■ **What is asked**
1. According to the plating apparatus excerpt, why can the first embodiment increase the amount of production compared with the conventional case? Answer in one to three sentences.
2. In the plating apparatus excerpt, which figure is the overall side view of the plating apparatus according to the second embodiment?
3. Write a continuation of the plating apparatus excerpt, starting after its last sentence.

Thus, the stocker 20 storing the substrate holder 11 or the anode
holder requiring maintenance can be taken out of the plating
apparatus and maintenance can be performed on the substrate holder
11 or the anode holder. In addition, during maintenance, another
stocker 20 is in a state of being disposed in the plating
apparatus. Thus, the first embodiment enables continuous operation
of the plating apparatus even while the substrate holder 11 or the
anode holder is in maintenance, and thus can increase the amount of
production as compared with the conventional case where the plating
apparatus is stopped. It has been found that some of the substrate
holders 11 and anode holders have no structural defect in the
folder itself, but having a difference in the number of errors
occurring in the plating process as the plating process continues,
namely, some of the substrate holders 11 or the anode holders with
a large number of errors and others of the substrate holders 11 or
the anode holders with a small number of errors. The first
embodiment provides a plurality of stockers 20 in the plating
apparatus. For example, the substrate holders 11 or the anode
holders with a history of errors are stored in a first stocker 20
and the other holders are stored in a second stocker 20, whereby
the first stocker 20 can be selected as the maintenance target and
can be moved out of the plating apparatus. Further, the first
embodiment provides a plurality of stockers 20 in the plating
apparatus. For example, the substrate holder 11 for holding the
substrate W with a first specification can be stored in the first
stocker 20, and the other substrate holders 11 can be stored in the
second stocker 20. Thus, even if substrates W with different
specifications are simultaneously or continuously transported to
the plating apparatus, the plating process can be continued without
stopping the apparatus. As a result, the plating process can be
performed on the substrates W with different specifications without
reducing the throughput per unit time of the entire apparatus.
Second Embodiment
[0133] Hereinafter, the second embodiment of the present invention
will be described with reference to the accompanying drawings. FIG.
13 is an overall side view of a plating apparatus according to the
second embodiment. The specific configuration and function of each
section of the plating apparatus according to the second embodiment
is the same as those of the first embodiment except the arrangement
of each section. More specifically, the plating apparatus according
to the second embodiment includes a stocker 20 having the specific
configuration and function of the stocker 20 illustrated in FIGS. 3
to 9 and can perform the takeout/storage control of the stocker 20
described in FIGS. 10 to 12.

■ **Data supplied**
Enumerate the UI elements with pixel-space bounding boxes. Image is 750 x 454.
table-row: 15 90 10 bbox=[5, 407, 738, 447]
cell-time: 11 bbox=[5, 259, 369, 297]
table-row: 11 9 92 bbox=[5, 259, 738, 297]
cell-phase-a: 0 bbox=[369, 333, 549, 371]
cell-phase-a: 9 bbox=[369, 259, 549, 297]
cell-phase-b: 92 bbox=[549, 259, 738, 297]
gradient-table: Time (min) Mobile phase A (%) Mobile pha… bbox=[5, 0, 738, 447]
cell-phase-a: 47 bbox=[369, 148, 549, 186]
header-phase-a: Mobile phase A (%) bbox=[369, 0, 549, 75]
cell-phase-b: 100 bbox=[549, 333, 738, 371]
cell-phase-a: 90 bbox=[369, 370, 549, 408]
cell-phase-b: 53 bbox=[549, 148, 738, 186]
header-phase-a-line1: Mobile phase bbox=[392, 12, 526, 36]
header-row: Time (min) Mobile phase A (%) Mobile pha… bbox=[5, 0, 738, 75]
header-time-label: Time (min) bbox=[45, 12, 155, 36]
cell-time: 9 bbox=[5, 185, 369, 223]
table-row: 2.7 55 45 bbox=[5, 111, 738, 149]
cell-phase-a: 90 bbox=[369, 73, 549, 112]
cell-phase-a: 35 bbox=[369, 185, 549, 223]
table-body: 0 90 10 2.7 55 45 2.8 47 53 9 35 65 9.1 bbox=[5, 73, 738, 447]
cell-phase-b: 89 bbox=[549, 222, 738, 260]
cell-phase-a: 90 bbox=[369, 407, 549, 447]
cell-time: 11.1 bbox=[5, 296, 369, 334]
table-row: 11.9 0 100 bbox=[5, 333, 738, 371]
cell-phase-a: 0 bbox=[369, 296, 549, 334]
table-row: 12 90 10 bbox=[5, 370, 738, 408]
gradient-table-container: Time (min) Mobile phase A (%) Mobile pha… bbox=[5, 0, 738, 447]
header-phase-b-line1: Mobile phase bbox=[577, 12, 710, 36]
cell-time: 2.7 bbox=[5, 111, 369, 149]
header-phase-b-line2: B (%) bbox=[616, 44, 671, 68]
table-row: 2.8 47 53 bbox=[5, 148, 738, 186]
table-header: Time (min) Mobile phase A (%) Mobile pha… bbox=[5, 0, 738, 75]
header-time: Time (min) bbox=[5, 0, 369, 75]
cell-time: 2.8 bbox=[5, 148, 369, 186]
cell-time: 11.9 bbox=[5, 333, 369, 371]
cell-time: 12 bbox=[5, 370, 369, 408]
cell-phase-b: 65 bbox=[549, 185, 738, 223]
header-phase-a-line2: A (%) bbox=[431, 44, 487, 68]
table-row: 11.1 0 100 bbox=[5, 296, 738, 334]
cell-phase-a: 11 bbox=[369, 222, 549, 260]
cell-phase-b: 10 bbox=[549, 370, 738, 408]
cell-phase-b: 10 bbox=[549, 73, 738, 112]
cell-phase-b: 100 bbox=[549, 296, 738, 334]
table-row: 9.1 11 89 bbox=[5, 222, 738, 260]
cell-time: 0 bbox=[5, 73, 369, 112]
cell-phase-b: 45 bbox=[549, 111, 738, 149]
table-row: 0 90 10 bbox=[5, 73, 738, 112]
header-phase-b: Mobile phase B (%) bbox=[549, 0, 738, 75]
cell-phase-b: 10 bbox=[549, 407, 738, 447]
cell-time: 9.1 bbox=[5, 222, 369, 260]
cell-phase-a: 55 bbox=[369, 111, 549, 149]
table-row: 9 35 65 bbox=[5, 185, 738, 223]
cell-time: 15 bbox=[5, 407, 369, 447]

■ **Results of the tasks**
1. While one stocker holding a substrate holder or anode holder that needs maintenance is taken out of the apparatus, another stocker stays in place. The apparatus can therefore keep operating during maintenance, unlike the conventional case where it is stopped.

2. FIG. 13.

3.
[0134] As illustrated in FIG. 13, the plating apparatus includes a
cassette 100 having a substrate W stored in a plating apparatus
frame 105, a substrate transport device 122, a spin rinse dryer
106, a substrate attaching/detaching section 120, a placement plate
152, a treatment section 170B, a substrate holder transport device
140 movable along the traveling shaft 143, a plurality of stockers
20, a stocker installation section 125, and an unillustrated
aligner. Note that FIG. 13 illustrates only one of the plurality of
stockers 20.
[0135] In this example, the treatment section 170B includes a blow
bath, a rinse bath, a second plating bath, a rinse bath, a first
plating bath, a rinse bath, a pre-treatment bath, and a pre-washing
bath in this order from the cassette 100 side. The second
embodiment is not limited to this, but may include the treatment
section 170B having the same configuration as that of the plating
apparatus of the first embodiment or another treatment section 170B
having a different configuration. In other words, the type of bath,
the number of baths, and the arrangement of the baths of the
treatment section 170B can be freely selected according to the
treatment purpose of the substrate W. Note that each bath is
preferably arranged in the order in the direction from X to X'
illustrated in the Figure according to the order of the steps to
shorten the transport path of the substrate holder 11.
[0136] The plating apparatus of the second embodiment is greatly
different from that of the first embodiment in that a plurality of
stockers 20 is arranged at a rear stage of the plating apparatus.
Even if the plating apparatus is configured in this way, at least
one of the plurality of stockers 20 can be independently moved into
and out of the plating apparatus.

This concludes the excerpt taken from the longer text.